> **Given entries**
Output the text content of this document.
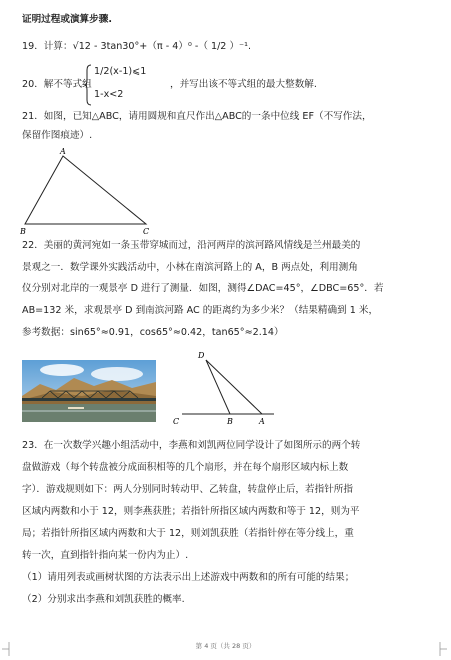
证明过程或演算步骤.
19．计算：√12 - 3tan30°+（π - 4）⁰ -（ 1/2 ）⁻¹.
20．解不等式组
1/2(x-1)⩽1
1-x<2
，并写出该不等式组的最大整数解.
21．如图，已知△ABC，请用圆规和直尺作出△ABC的一条中位线 EF（不写作法，
保留作图痕迹）.
A
B	C
22．美丽的黄河宛如一条玉带穿城而过，沿河两岸的滨河路风情线是兰州最美的
景观之一．数学课外实践活动中，小林在南滨河路上的 A，B 两点处，利用测角
仪分别对北岸的一观景亭 D 进行了测量．如图，测得∠DAC=45°，∠DBC=65°．若
AB=132 米，求观景亭 D 到南滨河路 AC 的距离约为多少米？（结果精确到 1 米，
参考数据：sin65°≈0.91，cos65°≈0.42，tan65°≈2.14）
D
C	B	A
23．在一次数学兴趣小组活动中，李燕和刘凯两位同学设计了如图所示的两个转
盘做游戏（每个转盘被分成面积相等的几个扇形，并在每个扇形区域内标上数
字）．游戏规则如下：两人分别同时转动甲、乙转盘，转盘停止后，若指针所指
区域内两数和小于 12，则李燕获胜；若指针所指区域内两数和等于 12，则为平
局；若指针所指区域内两数和大于 12，则刘凯获胜（若指针停在等分线上，重
转一次，直到指针指向某一份内为止）.
（1）请用列表或画树状图的方法表示出上述游戏中两数和的所有可能的结果；
（2）分别求出李燕和刘凯获胜的概率.
第 4 页（共 28 页）
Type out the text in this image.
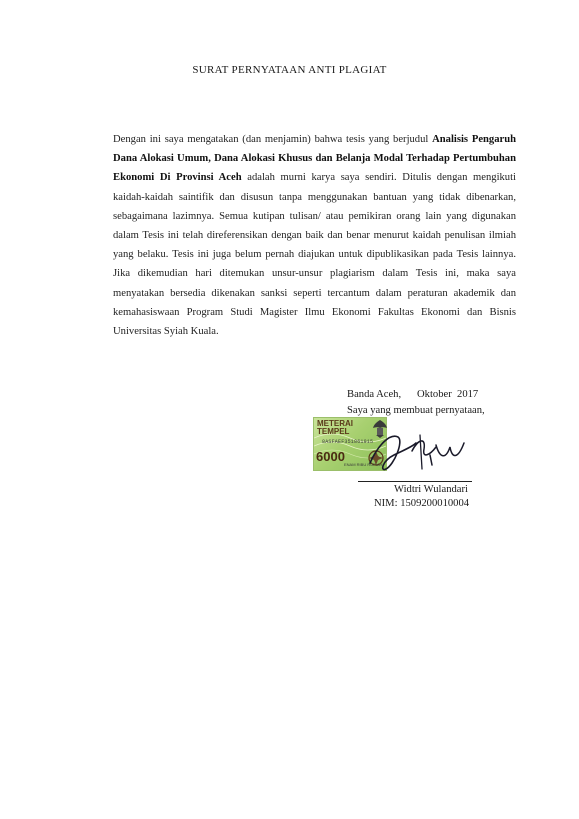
SURAT PERNYATAAN ANTI PLAGIAT
Dengan ini saya mengatakan (dan menjamin) bahwa tesis yang berjudul Analisis Pengaruh Dana Alokasi Umum, Dana Alokasi Khusus dan Belanja Modal Terhadap Pertumbuhan Ekonomi Di Provinsi Aceh adalah murni karya saya sendiri. Ditulis dengan mengikuti kaidah-kaidah saintifik dan disusun tanpa menggunakan bantuan yang tidak dibenarkan, sebagaimana lazimnya. Semua kutipan tulisan/ atau pemikiran orang lain yang digunakan dalam Tesis ini telah direferensikan dengan baik dan benar menurut kaidah penulisan ilmiah yang belaku. Tesis ini juga belum pernah diajukan untuk dipublikasikan pada Tesis lainnya. Jika dikemudian hari ditemukan unsur-unsur plagiarism dalam Tesis ini, maka saya menyatakan bersedia dikenakan sanksi seperti tercantum dalam peraturan akademik dan kemahasiswaan Program Studi Magister Ilmu Ekonomi Fakultas Ekonomi dan Bisnis Universitas Syiah Kuala.
Banda Aceh,      Oktober  2017
Saya yang membuat pernyataan,
METERAI
TEMPEL
8ASFAEF351861915
6000
ENAM RIBU RUPIAH
Widtri Wulandari
NIM: 1509200010004
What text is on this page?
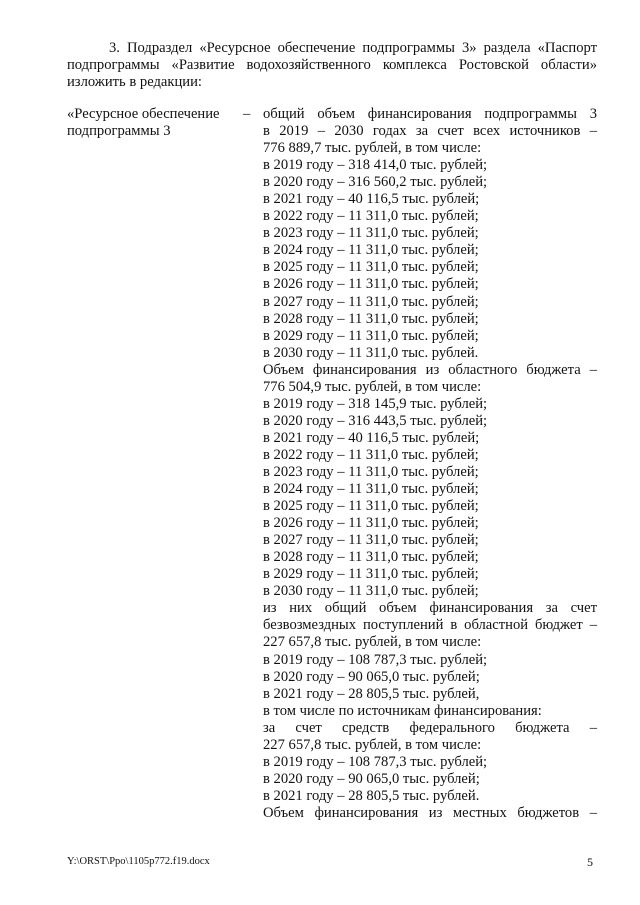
3. Подраздел «Ресурсное обеспечение подпрограммы 3» раздела «Паспорт
подпрограммы «Развитие водохозяйственного комплекса Ростовской области»
изложить в редакции:

«Ресурсное обеспечение
подпрограммы 3

– общий объем финансирования подпрограммы 3
в 2019 – 2030 годах за счет всех источников –
776 889,7 тыс. рублей, в том числе:
в 2019 году – 318 414,0 тыс. рублей;
в 2020 году – 316 560,2 тыс. рублей;
в 2021 году – 40 116,5 тыс. рублей;
в 2022 году – 11 311,0 тыс. рублей;
в 2023 году – 11 311,0 тыс. рублей;
в 2024 году – 11 311,0 тыс. рублей;
в 2025 году – 11 311,0 тыс. рублей;
в 2026 году – 11 311,0 тыс. рублей;
в 2027 году – 11 311,0 тыс. рублей;
в 2028 году – 11 311,0 тыс. рублей;
в 2029 году – 11 311,0 тыс. рублей;
в 2030 году – 11 311,0 тыс. рублей.
Объем финансирования из областного бюджета –
776 504,9 тыс. рублей, в том числе:
в 2019 году – 318 145,9 тыс. рублей;
в 2020 году – 316 443,5 тыс. рублей;
в 2021 году – 40 116,5 тыс. рублей;
в 2022 году – 11 311,0 тыс. рублей;
в 2023 году – 11 311,0 тыс. рублей;
в 2024 году – 11 311,0 тыс. рублей;
в 2025 году – 11 311,0 тыс. рублей;
в 2026 году – 11 311,0 тыс. рублей;
в 2027 году – 11 311,0 тыс. рублей;
в 2028 году – 11 311,0 тыс. рублей;
в 2029 году – 11 311,0 тыс. рублей;
в 2030 году – 11 311,0 тыс. рублей;
из них общий объем финансирования за счет
безвозмездных поступлений в областной бюджет –
227 657,8 тыс. рублей, в том числе:
в 2019 году – 108 787,3 тыс. рублей;
в 2020 году – 90 065,0 тыс. рублей;
в 2021 году – 28 805,5 тыс. рублей,
в том числе по источникам финансирования:
за счет средств федерального бюджета –
227 657,8 тыс. рублей, в том числе:
в 2019 году – 108 787,3 тыс. рублей;
в 2020 году – 90 065,0 тыс. рублей;
в 2021 году – 28 805,5 тыс. рублей.
Объем финансирования из местных бюджетов –
Y:\ORST\Ppo\1105p772.f19.docx	5
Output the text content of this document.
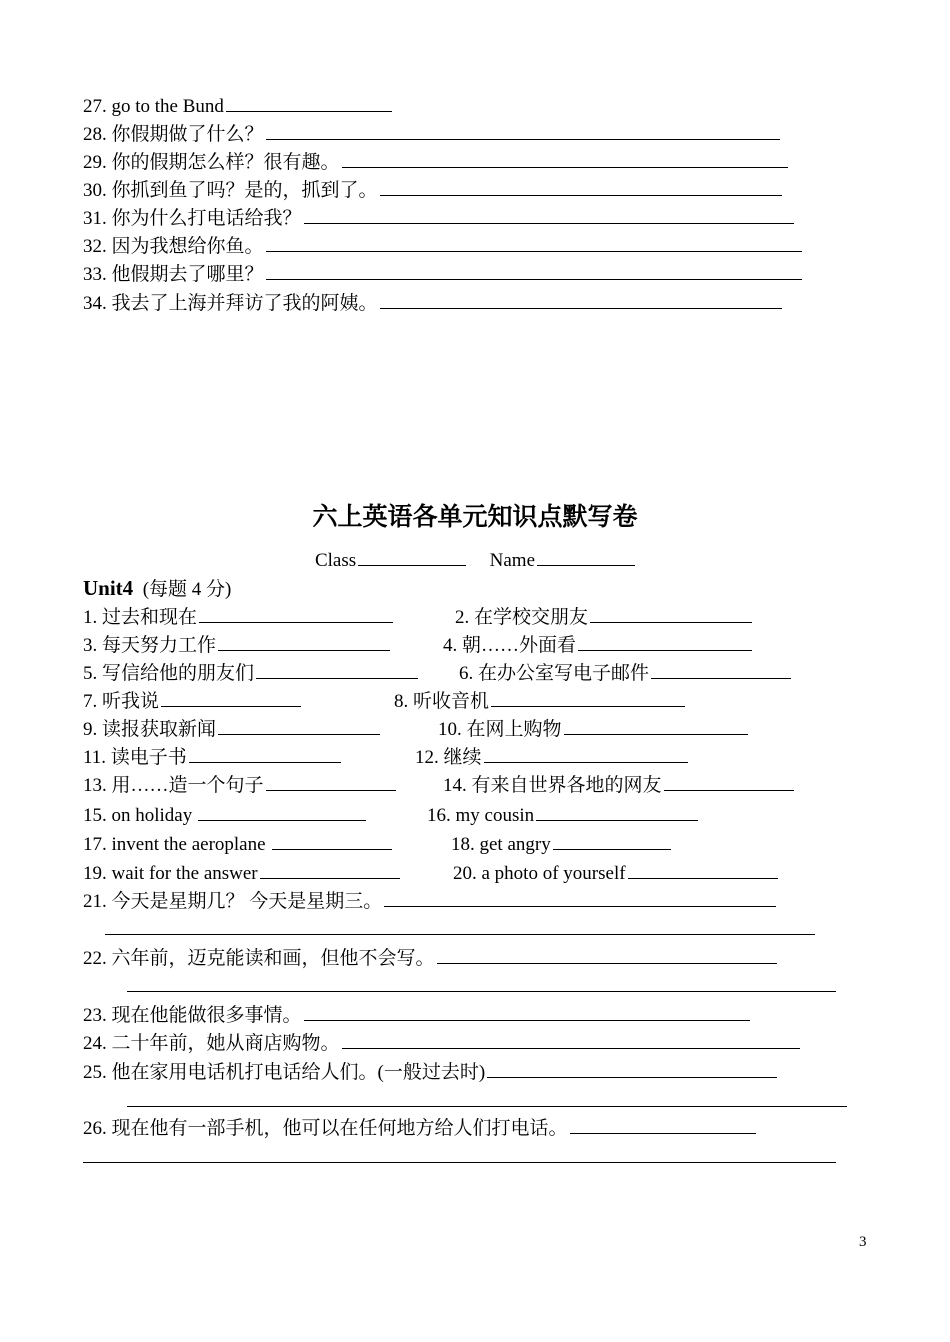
27. go to the Bund
28. 你假期做了什么？
29. 你的假期怎么样？很有趣。
30. 你抓到鱼了吗？是的，抓到了。
31. 你为什么打电话给我？
32. 因为我想给你鱼。
33. 他假期去了哪里？
34. 我去了上海并拜访了我的阿姨。
六上英语各单元知识点默写卷
Class	Name
Unit4 (每题 4 分)
1. 过去和现在	2. 在学校交朋友
3. 每天努力工作	4. 朝……外面看
5. 写信给他的朋友们	6. 在办公室写电子邮件
7. 听我说	8. 听收音机
9. 读报获取新闻	10. 在网上购物
11. 读电子书	12. 继续
13. 用……造一个句子	14. 有来自世界各地的网友
15. on holiday	16. my cousin
17. invent the aeroplane	18. get angry
19. wait for the answer	20. a photo of yourself
21. 今天是星期几？ 今天是星期三。
22. 六年前，迈克能读和画，但他不会写。
23. 现在他能做很多事情。
24. 二十年前，她从商店购物。
25. 他在家用电话机打电话给人们。(一般过去时)
26. 现在他有一部手机，他可以在任何地方给人们打电话。
3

> **Objective**
Report each line of the material above where the word "счет" appears.

> **Written answer**
в 2019 – 2030 годах за счет всех источников –
из них общий объем финансирования за счет
за счет средств федерального бюджета –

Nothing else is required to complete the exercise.